Problem details: Say how many lines include the word "NGOs". Reply with nothing but the number.
───
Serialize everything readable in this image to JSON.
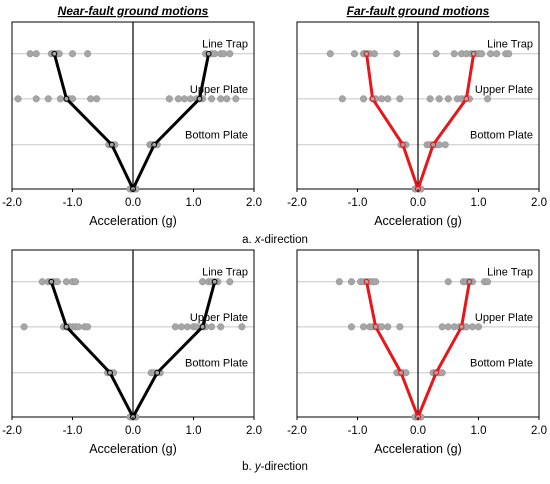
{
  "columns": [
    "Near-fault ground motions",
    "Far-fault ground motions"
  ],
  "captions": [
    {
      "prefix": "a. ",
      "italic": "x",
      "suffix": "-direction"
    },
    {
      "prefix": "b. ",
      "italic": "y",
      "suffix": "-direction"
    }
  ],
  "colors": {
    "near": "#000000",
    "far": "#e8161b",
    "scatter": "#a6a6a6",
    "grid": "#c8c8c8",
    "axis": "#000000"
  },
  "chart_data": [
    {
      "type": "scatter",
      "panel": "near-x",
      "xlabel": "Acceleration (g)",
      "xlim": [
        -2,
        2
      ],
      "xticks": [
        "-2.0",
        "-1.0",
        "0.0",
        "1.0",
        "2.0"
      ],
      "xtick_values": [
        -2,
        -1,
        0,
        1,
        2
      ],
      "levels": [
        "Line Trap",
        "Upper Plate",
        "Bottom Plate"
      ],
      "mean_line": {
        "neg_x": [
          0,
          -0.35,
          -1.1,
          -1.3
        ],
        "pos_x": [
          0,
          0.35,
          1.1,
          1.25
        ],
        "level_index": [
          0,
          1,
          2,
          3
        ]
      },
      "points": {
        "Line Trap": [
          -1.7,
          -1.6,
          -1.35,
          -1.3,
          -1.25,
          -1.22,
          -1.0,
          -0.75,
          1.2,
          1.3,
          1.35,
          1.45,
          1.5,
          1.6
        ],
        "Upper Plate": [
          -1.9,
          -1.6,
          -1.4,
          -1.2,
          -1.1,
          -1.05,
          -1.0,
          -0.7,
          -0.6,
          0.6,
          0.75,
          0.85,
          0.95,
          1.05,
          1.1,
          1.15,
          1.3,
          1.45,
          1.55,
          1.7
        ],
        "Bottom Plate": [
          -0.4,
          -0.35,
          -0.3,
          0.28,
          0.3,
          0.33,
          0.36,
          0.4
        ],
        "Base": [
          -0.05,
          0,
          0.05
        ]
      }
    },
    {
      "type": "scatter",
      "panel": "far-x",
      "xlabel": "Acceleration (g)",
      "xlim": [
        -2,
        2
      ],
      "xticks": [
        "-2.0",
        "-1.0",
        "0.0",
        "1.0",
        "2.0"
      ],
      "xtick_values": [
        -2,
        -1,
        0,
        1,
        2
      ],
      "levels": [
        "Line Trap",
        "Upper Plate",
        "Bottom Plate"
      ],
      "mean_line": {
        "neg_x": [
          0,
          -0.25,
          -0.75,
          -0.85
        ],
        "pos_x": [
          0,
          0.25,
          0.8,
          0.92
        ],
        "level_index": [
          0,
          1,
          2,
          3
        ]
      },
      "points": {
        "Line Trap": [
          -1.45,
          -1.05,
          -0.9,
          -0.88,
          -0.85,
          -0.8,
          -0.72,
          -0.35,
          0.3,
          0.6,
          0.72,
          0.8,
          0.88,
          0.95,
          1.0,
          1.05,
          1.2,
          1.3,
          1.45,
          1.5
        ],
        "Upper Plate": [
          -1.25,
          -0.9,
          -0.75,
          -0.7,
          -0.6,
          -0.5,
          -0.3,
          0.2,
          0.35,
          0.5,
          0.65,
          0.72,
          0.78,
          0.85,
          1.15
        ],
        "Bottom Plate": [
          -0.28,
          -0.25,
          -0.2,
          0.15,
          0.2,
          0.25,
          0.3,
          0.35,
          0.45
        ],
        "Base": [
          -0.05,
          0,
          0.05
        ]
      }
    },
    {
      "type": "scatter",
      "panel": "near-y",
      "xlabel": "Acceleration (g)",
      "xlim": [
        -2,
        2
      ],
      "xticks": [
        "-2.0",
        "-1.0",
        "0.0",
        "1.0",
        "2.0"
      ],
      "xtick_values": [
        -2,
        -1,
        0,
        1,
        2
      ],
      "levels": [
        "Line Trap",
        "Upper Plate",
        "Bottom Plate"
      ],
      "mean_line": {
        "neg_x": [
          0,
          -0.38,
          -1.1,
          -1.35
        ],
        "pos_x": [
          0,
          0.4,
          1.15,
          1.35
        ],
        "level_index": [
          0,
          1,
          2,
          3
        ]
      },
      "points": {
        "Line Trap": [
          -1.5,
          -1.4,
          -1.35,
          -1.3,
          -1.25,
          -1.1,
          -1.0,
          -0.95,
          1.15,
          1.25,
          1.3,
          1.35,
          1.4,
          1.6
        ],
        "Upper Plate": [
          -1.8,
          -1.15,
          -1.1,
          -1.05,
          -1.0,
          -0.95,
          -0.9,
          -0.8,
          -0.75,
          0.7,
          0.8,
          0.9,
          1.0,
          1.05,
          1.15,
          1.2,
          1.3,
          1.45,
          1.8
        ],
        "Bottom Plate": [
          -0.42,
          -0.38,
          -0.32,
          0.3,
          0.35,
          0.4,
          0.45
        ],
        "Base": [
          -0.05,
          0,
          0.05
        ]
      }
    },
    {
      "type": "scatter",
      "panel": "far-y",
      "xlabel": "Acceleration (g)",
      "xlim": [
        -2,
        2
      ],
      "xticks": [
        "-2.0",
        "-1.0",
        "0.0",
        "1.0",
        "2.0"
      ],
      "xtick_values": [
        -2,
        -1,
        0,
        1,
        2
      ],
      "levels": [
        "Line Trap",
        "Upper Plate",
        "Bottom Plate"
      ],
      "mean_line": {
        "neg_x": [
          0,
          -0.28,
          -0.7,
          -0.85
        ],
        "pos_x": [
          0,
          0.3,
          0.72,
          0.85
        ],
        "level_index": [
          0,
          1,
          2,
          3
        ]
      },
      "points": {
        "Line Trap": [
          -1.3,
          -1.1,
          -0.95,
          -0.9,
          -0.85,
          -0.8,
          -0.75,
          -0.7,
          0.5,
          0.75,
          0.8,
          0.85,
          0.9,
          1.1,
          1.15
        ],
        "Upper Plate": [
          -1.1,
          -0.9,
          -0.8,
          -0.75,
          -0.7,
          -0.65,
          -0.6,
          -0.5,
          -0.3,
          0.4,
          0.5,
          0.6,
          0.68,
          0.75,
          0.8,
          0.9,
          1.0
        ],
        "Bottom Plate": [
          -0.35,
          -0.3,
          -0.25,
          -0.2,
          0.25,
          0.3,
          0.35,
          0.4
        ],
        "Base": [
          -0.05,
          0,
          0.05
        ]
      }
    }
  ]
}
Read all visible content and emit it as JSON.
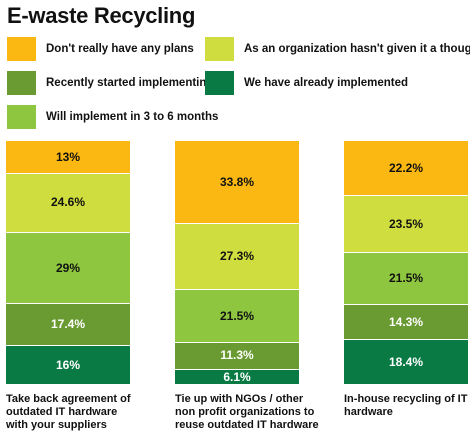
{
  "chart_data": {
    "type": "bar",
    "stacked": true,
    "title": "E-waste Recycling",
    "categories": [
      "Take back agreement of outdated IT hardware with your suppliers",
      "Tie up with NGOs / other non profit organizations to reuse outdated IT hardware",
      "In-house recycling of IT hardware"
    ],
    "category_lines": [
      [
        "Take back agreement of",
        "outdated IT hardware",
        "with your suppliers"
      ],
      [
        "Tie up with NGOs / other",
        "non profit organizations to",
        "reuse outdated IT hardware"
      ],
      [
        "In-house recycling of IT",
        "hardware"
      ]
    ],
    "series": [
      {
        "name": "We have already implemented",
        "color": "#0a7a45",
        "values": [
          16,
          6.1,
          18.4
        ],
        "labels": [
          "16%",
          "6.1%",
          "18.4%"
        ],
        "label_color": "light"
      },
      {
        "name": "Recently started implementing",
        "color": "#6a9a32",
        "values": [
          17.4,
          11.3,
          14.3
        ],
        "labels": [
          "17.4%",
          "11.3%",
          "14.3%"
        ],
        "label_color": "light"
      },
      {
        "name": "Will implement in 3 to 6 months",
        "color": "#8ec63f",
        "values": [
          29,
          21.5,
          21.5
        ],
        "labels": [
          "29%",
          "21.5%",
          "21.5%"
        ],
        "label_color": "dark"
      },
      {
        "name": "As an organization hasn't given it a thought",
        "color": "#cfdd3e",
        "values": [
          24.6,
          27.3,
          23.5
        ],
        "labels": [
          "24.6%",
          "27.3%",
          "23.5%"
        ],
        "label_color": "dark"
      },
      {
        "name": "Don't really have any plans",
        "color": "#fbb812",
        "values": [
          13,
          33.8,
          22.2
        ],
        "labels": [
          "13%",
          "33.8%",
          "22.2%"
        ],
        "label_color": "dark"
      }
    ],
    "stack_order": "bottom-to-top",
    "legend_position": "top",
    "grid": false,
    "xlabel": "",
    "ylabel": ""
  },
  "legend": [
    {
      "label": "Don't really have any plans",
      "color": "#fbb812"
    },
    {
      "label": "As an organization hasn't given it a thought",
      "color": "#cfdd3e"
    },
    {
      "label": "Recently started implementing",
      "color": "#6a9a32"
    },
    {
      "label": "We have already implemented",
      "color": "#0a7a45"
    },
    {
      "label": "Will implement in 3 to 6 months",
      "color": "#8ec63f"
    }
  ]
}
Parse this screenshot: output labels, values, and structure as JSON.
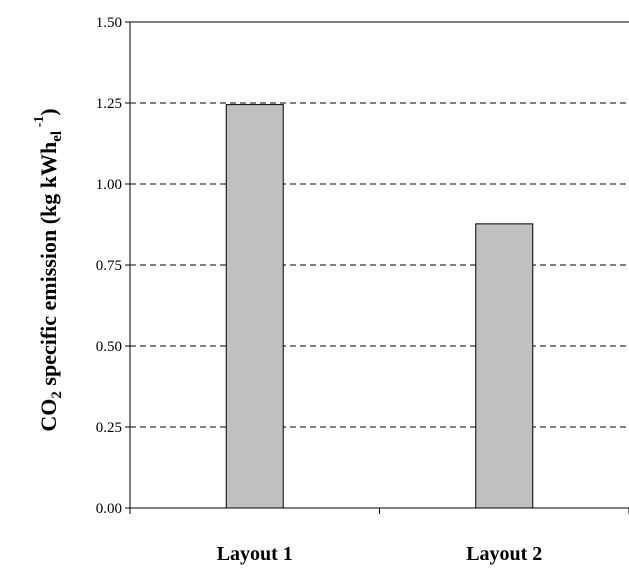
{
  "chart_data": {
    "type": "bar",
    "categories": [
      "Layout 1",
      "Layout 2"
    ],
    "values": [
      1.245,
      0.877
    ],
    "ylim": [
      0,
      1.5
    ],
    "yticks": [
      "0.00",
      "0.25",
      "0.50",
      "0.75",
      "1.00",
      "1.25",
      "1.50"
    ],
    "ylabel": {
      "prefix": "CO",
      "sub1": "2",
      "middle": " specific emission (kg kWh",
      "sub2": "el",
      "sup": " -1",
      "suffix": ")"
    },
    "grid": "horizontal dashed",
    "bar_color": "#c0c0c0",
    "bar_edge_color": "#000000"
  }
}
───
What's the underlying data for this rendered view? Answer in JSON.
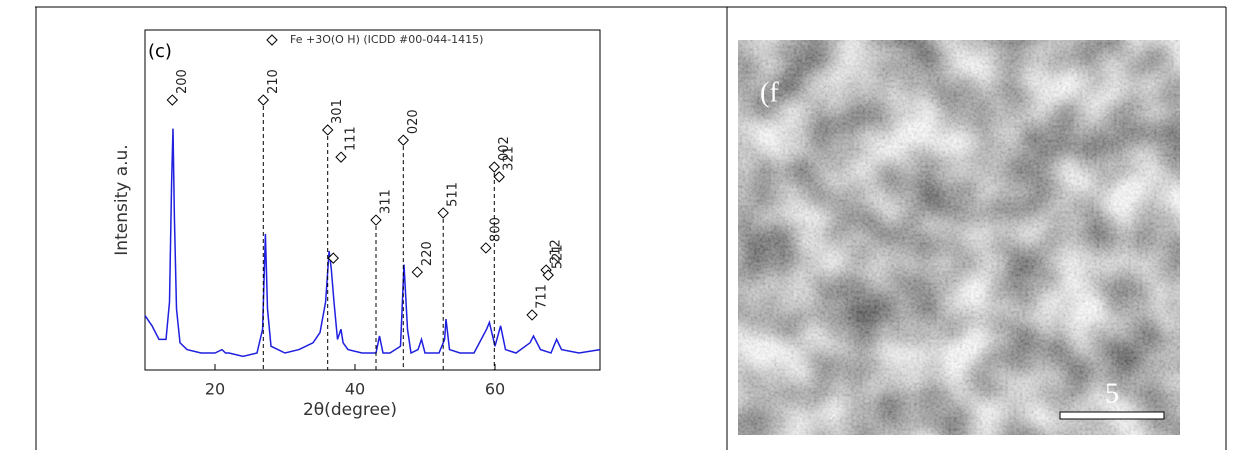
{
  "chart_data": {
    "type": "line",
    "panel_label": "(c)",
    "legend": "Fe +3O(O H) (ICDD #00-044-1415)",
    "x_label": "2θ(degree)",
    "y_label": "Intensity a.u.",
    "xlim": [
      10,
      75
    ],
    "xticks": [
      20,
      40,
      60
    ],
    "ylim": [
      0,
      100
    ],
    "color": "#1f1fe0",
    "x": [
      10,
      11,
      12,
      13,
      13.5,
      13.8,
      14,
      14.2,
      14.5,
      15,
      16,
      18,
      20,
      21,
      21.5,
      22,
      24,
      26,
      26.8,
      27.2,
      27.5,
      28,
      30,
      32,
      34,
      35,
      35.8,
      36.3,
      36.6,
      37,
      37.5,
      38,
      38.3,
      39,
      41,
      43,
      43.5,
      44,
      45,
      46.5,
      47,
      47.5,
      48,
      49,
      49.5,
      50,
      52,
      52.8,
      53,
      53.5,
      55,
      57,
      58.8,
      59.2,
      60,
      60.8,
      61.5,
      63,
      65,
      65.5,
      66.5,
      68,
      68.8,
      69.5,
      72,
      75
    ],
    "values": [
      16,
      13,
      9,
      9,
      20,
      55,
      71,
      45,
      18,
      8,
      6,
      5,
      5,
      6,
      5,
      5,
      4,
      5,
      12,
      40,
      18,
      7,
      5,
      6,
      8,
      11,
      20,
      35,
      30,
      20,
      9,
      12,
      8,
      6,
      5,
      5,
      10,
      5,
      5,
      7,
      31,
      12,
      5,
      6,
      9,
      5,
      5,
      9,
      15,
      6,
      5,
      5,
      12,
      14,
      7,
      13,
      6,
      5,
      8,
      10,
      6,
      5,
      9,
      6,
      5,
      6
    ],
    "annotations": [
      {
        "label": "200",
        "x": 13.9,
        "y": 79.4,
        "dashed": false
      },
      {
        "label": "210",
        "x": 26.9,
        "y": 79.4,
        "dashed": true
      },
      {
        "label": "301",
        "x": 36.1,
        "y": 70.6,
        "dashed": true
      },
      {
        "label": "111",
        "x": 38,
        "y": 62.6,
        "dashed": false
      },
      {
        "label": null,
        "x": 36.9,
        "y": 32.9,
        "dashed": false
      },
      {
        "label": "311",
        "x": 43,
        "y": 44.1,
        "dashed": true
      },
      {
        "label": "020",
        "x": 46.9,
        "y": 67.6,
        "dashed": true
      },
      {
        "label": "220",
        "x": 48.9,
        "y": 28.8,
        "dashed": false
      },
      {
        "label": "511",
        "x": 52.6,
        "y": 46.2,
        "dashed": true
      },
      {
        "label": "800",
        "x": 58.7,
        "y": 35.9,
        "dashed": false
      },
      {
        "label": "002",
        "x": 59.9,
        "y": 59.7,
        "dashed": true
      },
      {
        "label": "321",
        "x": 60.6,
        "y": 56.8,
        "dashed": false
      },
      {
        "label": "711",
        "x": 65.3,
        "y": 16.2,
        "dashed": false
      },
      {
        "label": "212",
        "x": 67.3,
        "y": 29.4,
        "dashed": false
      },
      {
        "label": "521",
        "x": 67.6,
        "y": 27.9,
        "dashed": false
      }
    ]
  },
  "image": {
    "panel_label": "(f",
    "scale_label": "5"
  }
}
───
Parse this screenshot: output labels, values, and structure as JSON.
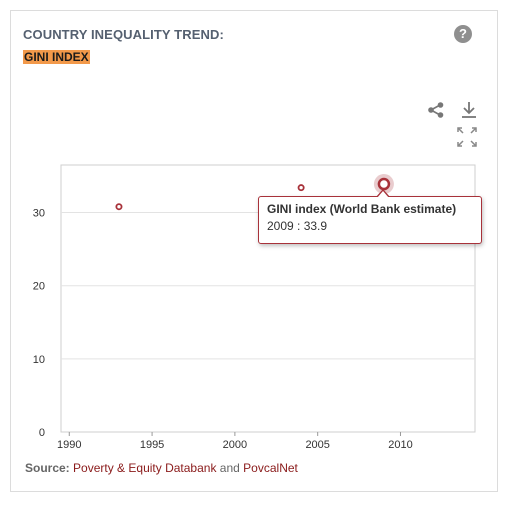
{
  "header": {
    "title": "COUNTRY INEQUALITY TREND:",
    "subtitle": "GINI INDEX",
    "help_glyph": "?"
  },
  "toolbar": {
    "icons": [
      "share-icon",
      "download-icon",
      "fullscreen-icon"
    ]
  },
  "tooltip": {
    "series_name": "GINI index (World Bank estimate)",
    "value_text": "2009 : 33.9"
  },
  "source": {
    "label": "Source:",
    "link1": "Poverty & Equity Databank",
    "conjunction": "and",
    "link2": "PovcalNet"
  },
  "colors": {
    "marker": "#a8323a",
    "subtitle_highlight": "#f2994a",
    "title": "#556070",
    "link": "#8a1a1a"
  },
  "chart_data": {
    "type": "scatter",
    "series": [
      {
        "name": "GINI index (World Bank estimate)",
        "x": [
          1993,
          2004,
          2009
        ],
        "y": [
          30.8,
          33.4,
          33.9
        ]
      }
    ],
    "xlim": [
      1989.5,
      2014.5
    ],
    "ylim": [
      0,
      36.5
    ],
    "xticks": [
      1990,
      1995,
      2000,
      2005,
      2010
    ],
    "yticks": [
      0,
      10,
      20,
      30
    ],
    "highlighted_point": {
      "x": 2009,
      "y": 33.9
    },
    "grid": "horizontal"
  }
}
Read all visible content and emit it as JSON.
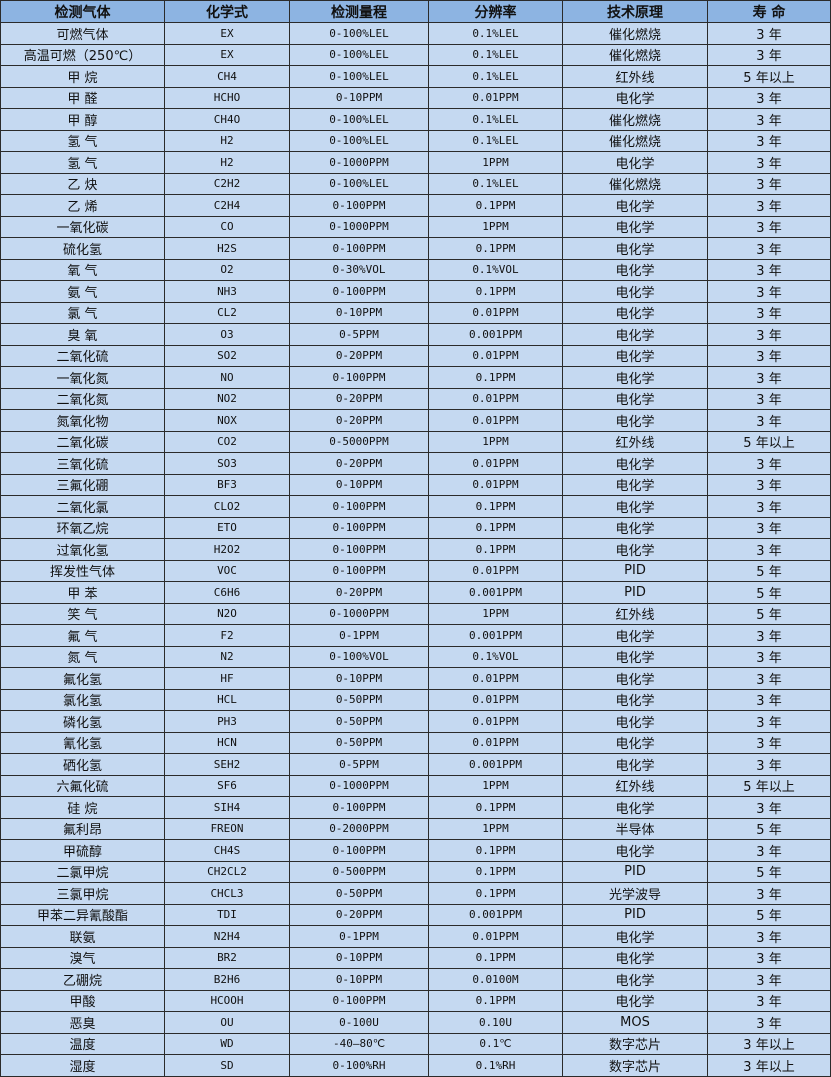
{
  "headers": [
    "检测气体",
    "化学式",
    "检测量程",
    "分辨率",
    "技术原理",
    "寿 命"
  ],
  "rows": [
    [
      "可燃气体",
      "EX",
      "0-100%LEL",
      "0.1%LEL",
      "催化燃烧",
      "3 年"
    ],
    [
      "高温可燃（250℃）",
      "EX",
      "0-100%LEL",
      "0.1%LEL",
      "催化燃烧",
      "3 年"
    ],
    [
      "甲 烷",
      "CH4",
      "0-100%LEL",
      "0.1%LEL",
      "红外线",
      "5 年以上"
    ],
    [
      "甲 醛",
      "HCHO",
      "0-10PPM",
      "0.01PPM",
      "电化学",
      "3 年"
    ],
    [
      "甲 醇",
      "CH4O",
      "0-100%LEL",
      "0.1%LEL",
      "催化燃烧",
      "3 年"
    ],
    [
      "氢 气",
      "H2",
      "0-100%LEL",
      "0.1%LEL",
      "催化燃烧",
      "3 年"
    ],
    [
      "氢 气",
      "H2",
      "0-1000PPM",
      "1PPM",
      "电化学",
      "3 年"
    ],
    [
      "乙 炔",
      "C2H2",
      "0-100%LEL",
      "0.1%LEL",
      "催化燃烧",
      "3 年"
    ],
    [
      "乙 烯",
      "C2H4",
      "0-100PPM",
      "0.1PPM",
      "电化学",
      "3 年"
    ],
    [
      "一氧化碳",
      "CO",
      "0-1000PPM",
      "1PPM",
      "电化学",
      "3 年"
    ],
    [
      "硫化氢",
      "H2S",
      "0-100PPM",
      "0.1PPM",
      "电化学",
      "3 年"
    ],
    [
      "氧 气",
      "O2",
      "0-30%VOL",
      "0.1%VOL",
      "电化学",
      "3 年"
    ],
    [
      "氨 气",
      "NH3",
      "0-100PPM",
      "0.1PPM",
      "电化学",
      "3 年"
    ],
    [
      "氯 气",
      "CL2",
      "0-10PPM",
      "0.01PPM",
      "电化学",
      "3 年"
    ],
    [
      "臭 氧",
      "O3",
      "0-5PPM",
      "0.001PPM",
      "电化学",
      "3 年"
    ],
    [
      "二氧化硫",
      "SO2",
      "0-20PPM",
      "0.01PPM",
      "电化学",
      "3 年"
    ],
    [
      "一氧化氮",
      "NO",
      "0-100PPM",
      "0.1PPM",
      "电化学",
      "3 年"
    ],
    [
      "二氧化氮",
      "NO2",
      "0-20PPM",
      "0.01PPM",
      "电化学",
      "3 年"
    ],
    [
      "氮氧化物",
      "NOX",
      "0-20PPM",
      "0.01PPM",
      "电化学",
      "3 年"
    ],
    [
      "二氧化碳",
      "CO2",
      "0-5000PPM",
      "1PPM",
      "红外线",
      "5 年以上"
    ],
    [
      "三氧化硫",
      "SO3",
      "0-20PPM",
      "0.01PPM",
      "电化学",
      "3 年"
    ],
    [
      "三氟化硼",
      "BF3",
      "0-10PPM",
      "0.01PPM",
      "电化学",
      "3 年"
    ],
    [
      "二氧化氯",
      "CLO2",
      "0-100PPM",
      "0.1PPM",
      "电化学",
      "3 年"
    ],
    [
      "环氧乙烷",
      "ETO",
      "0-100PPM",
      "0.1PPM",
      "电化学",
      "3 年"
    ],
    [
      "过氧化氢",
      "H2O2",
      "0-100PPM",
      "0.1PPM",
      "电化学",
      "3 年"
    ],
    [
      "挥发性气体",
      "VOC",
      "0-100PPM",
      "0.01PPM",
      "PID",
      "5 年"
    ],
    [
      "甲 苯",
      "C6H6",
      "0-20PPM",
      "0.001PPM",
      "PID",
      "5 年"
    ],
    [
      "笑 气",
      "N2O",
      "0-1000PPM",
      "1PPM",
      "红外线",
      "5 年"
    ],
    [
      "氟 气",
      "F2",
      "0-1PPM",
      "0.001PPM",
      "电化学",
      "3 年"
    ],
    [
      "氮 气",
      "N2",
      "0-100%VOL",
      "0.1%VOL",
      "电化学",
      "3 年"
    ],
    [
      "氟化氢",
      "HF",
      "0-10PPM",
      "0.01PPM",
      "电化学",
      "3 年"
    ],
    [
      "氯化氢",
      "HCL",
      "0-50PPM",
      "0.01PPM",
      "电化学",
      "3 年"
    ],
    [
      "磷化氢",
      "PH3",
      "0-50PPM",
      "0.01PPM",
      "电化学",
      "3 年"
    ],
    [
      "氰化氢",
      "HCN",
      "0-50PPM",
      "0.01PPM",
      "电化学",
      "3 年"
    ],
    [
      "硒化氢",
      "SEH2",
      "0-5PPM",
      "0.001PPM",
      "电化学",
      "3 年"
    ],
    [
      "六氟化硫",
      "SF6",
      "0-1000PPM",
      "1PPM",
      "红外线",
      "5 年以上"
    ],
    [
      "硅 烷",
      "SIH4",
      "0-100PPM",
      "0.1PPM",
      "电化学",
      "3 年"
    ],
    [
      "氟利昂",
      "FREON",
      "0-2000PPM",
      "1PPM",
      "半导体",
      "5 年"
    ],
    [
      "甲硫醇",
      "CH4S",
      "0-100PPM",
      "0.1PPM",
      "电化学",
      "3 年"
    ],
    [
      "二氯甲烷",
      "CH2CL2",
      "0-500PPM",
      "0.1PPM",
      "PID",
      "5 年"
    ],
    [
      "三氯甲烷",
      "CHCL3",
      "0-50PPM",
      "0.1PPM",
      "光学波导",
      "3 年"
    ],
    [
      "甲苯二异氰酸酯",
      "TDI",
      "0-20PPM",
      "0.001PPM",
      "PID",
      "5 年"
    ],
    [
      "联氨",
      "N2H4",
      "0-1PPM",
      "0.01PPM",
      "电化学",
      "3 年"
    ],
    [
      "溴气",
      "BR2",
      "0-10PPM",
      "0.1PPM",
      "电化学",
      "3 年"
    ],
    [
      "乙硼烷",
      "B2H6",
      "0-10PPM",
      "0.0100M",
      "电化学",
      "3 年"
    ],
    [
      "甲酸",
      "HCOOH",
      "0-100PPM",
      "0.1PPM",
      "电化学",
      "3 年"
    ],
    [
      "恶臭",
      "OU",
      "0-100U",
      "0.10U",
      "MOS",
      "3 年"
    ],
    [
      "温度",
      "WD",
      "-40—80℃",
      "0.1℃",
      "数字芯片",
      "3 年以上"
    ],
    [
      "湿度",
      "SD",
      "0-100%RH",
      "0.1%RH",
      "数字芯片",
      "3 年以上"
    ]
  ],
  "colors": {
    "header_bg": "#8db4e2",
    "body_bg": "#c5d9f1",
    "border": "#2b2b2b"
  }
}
───
Worked answer: 2